_Data extract:_
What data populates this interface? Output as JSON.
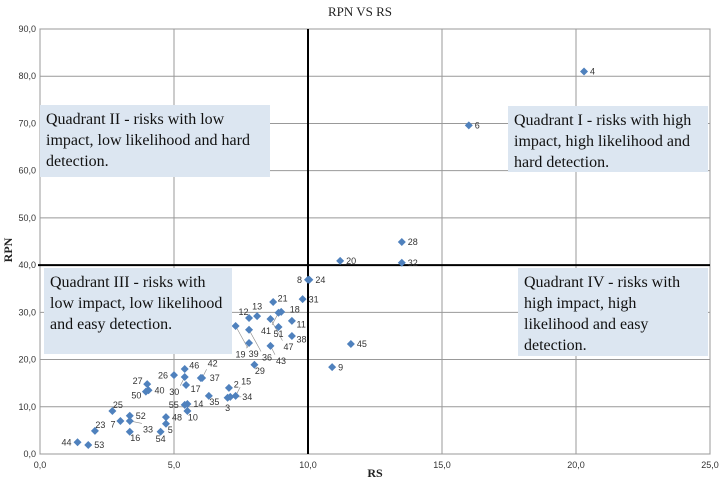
{
  "chart_data": {
    "type": "scatter",
    "title": "RPN VS RS",
    "xlabel": "RS",
    "ylabel": "RPN",
    "xlim": [
      0,
      25
    ],
    "ylim": [
      0,
      90
    ],
    "xticks": [
      "0,0",
      "5,0",
      "10,0",
      "15,0",
      "20,0",
      "25,0"
    ],
    "yticks": [
      "0,0",
      "10,0",
      "20,0",
      "30,0",
      "40,0",
      "50,0",
      "60,0",
      "70,0",
      "80,0",
      "90,0"
    ],
    "grid": "horizontal",
    "marker_color": "#4f81bd",
    "threshold_lines": {
      "x": 10,
      "y": 40
    },
    "points": [
      {
        "label": "4",
        "x": 20.3,
        "y": 81.0
      },
      {
        "label": "6",
        "x": 16.0,
        "y": 69.6
      },
      {
        "label": "28",
        "x": 13.5,
        "y": 44.9
      },
      {
        "label": "32",
        "x": 13.5,
        "y": 40.5
      },
      {
        "label": "20",
        "x": 11.2,
        "y": 40.9
      },
      {
        "label": "8",
        "x": 10.0,
        "y": 36.9
      },
      {
        "label": "24",
        "x": 10.05,
        "y": 36.9
      },
      {
        "label": "31",
        "x": 9.8,
        "y": 32.8
      },
      {
        "label": "21",
        "x": 8.7,
        "y": 32.2
      },
      {
        "label": "13",
        "x": 8.1,
        "y": 29.2
      },
      {
        "label": "12",
        "x": 7.8,
        "y": 28.8
      },
      {
        "label": "18",
        "x": 9.0,
        "y": 30.1
      },
      {
        "label": "41",
        "x": 8.9,
        "y": 29.9
      },
      {
        "label": "47",
        "x": 8.6,
        "y": 28.6
      },
      {
        "label": "11",
        "x": 9.4,
        "y": 28.2
      },
      {
        "label": "39",
        "x": 7.3,
        "y": 27.1
      },
      {
        "label": "36",
        "x": 7.8,
        "y": 26.3
      },
      {
        "label": "51",
        "x": 8.9,
        "y": 26.9
      },
      {
        "label": "38",
        "x": 9.4,
        "y": 25.0
      },
      {
        "label": "19",
        "x": 7.8,
        "y": 23.5
      },
      {
        "label": "43",
        "x": 8.6,
        "y": 22.9
      },
      {
        "label": "45",
        "x": 11.6,
        "y": 23.3
      },
      {
        "label": "29",
        "x": 8.0,
        "y": 18.9
      },
      {
        "label": "9",
        "x": 10.9,
        "y": 18.4
      },
      {
        "label": "46",
        "x": 5.4,
        "y": 18.0
      },
      {
        "label": "26",
        "x": 5.0,
        "y": 16.7
      },
      {
        "label": "30",
        "x": 5.4,
        "y": 16.3
      },
      {
        "label": "37",
        "x": 6.0,
        "y": 16.1
      },
      {
        "label": "42",
        "x": 6.05,
        "y": 16.1
      },
      {
        "label": "17",
        "x": 5.45,
        "y": 14.6
      },
      {
        "label": "2",
        "x": 7.05,
        "y": 14.0
      },
      {
        "label": "35",
        "x": 6.3,
        "y": 12.3
      },
      {
        "label": "3",
        "x": 7.0,
        "y": 11.9
      },
      {
        "label": "34",
        "x": 7.1,
        "y": 12.1
      },
      {
        "label": "15",
        "x": 7.3,
        "y": 12.3
      },
      {
        "label": "27",
        "x": 4.0,
        "y": 14.8
      },
      {
        "label": "50",
        "x": 3.95,
        "y": 13.2
      },
      {
        "label": "40",
        "x": 4.05,
        "y": 13.5
      },
      {
        "label": "55",
        "x": 5.4,
        "y": 10.4
      },
      {
        "label": "14",
        "x": 5.5,
        "y": 10.6
      },
      {
        "label": "10",
        "x": 5.5,
        "y": 9.1
      },
      {
        "label": "25",
        "x": 2.7,
        "y": 9.1
      },
      {
        "label": "52",
        "x": 3.35,
        "y": 8.1
      },
      {
        "label": "7",
        "x": 3.0,
        "y": 7.0
      },
      {
        "label": "33",
        "x": 3.35,
        "y": 7.0
      },
      {
        "label": "48",
        "x": 4.7,
        "y": 7.8
      },
      {
        "label": "5",
        "x": 4.7,
        "y": 6.4
      },
      {
        "label": "23",
        "x": 2.05,
        "y": 4.9
      },
      {
        "label": "16",
        "x": 3.35,
        "y": 4.7
      },
      {
        "label": "54",
        "x": 4.5,
        "y": 4.7
      },
      {
        "label": "44",
        "x": 1.4,
        "y": 2.5
      },
      {
        "label": "53",
        "x": 1.8,
        "y": 1.9
      }
    ]
  },
  "quadrants": {
    "q1": "Quadrant I - risks with high impact, high likelihood and hard detection.",
    "q2": "Quadrant II - risks with low impact, low likelihood and hard detection.",
    "q3": "Quadrant III - risks with low impact, low likelihood and easy detection.",
    "q4": "Quadrant IV - risks with high impact, high likelihood and easy detection."
  }
}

_Exercise requirements:_ All of the material above is to be copied exactly, except for its images.

_Finished answer:_
What data populates this interface? Output as JSON.
{
  "chart_data": {
    "type": "scatter",
    "title": "RPN VS RS",
    "xlabel": "RS",
    "ylabel": "RPN",
    "xlim": [
      0,
      25
    ],
    "ylim": [
      0,
      90
    ],
    "xticks": [
      "0,0",
      "5,0",
      "10,0",
      "15,0",
      "20,0",
      "25,0"
    ],
    "yticks": [
      "0,0",
      "10,0",
      "20,0",
      "30,0",
      "40,0",
      "50,0",
      "60,0",
      "70,0",
      "80,0",
      "90,0"
    ],
    "grid": "horizontal",
    "marker_color": "#4f81bd",
    "threshold_lines": {
      "x": 10,
      "y": 40
    },
    "points": [
      {
        "label": "4",
        "x": 20.3,
        "y": 81.0
      },
      {
        "label": "6",
        "x": 16.0,
        "y": 69.6
      },
      {
        "label": "28",
        "x": 13.5,
        "y": 44.9
      },
      {
        "label": "32",
        "x": 13.5,
        "y": 40.5
      },
      {
        "label": "20",
        "x": 11.2,
        "y": 40.9
      },
      {
        "label": "8",
        "x": 10.0,
        "y": 36.9
      },
      {
        "label": "24",
        "x": 10.05,
        "y": 36.9
      },
      {
        "label": "31",
        "x": 9.8,
        "y": 32.8
      },
      {
        "label": "21",
        "x": 8.7,
        "y": 32.2
      },
      {
        "label": "13",
        "x": 8.1,
        "y": 29.2
      },
      {
        "label": "12",
        "x": 7.8,
        "y": 28.8
      },
      {
        "label": "18",
        "x": 9.0,
        "y": 30.1
      },
      {
        "label": "41",
        "x": 8.9,
        "y": 29.9
      },
      {
        "label": "47",
        "x": 8.6,
        "y": 28.6
      },
      {
        "label": "11",
        "x": 9.4,
        "y": 28.2
      },
      {
        "label": "39",
        "x": 7.3,
        "y": 27.1
      },
      {
        "label": "36",
        "x": 7.8,
        "y": 26.3
      },
      {
        "label": "51",
        "x": 8.9,
        "y": 26.9
      },
      {
        "label": "38",
        "x": 9.4,
        "y": 25.0
      },
      {
        "label": "19",
        "x": 7.8,
        "y": 23.5
      },
      {
        "label": "43",
        "x": 8.6,
        "y": 22.9
      },
      {
        "label": "45",
        "x": 11.6,
        "y": 23.3
      },
      {
        "label": "29",
        "x": 8.0,
        "y": 18.9
      },
      {
        "label": "9",
        "x": 10.9,
        "y": 18.4
      },
      {
        "label": "46",
        "x": 5.4,
        "y": 18.0
      },
      {
        "label": "26",
        "x": 5.0,
        "y": 16.7
      },
      {
        "label": "30",
        "x": 5.4,
        "y": 16.3
      },
      {
        "label": "37",
        "x": 6.0,
        "y": 16.1
      },
      {
        "label": "42",
        "x": 6.05,
        "y": 16.1
      },
      {
        "label": "17",
        "x": 5.45,
        "y": 14.6
      },
      {
        "label": "2",
        "x": 7.05,
        "y": 14.0
      },
      {
        "label": "35",
        "x": 6.3,
        "y": 12.3
      },
      {
        "label": "3",
        "x": 7.0,
        "y": 11.9
      },
      {
        "label": "34",
        "x": 7.1,
        "y": 12.1
      },
      {
        "label": "15",
        "x": 7.3,
        "y": 12.3
      },
      {
        "label": "27",
        "x": 4.0,
        "y": 14.8
      },
      {
        "label": "50",
        "x": 3.95,
        "y": 13.2
      },
      {
        "label": "40",
        "x": 4.05,
        "y": 13.5
      },
      {
        "label": "55",
        "x": 5.4,
        "y": 10.4
      },
      {
        "label": "14",
        "x": 5.5,
        "y": 10.6
      },
      {
        "label": "10",
        "x": 5.5,
        "y": 9.1
      },
      {
        "label": "25",
        "x": 2.7,
        "y": 9.1
      },
      {
        "label": "52",
        "x": 3.35,
        "y": 8.1
      },
      {
        "label": "7",
        "x": 3.0,
        "y": 7.0
      },
      {
        "label": "33",
        "x": 3.35,
        "y": 7.0
      },
      {
        "label": "48",
        "x": 4.7,
        "y": 7.8
      },
      {
        "label": "5",
        "x": 4.7,
        "y": 6.4
      },
      {
        "label": "23",
        "x": 2.05,
        "y": 4.9
      },
      {
        "label": "16",
        "x": 3.35,
        "y": 4.7
      },
      {
        "label": "54",
        "x": 4.5,
        "y": 4.7
      },
      {
        "label": "44",
        "x": 1.4,
        "y": 2.5
      },
      {
        "label": "53",
        "x": 1.8,
        "y": 1.9
      }
    ]
  },
  "quadrants": {
    "q1": "Quadrant I - risks with high impact, high likelihood and hard detection.",
    "q2": "Quadrant II - risks with low impact, low likelihood and hard detection.",
    "q3": "Quadrant III - risks with low impact, low likelihood and easy detection.",
    "q4": "Quadrant IV - risks with high impact, high likelihood and easy detection."
  }
}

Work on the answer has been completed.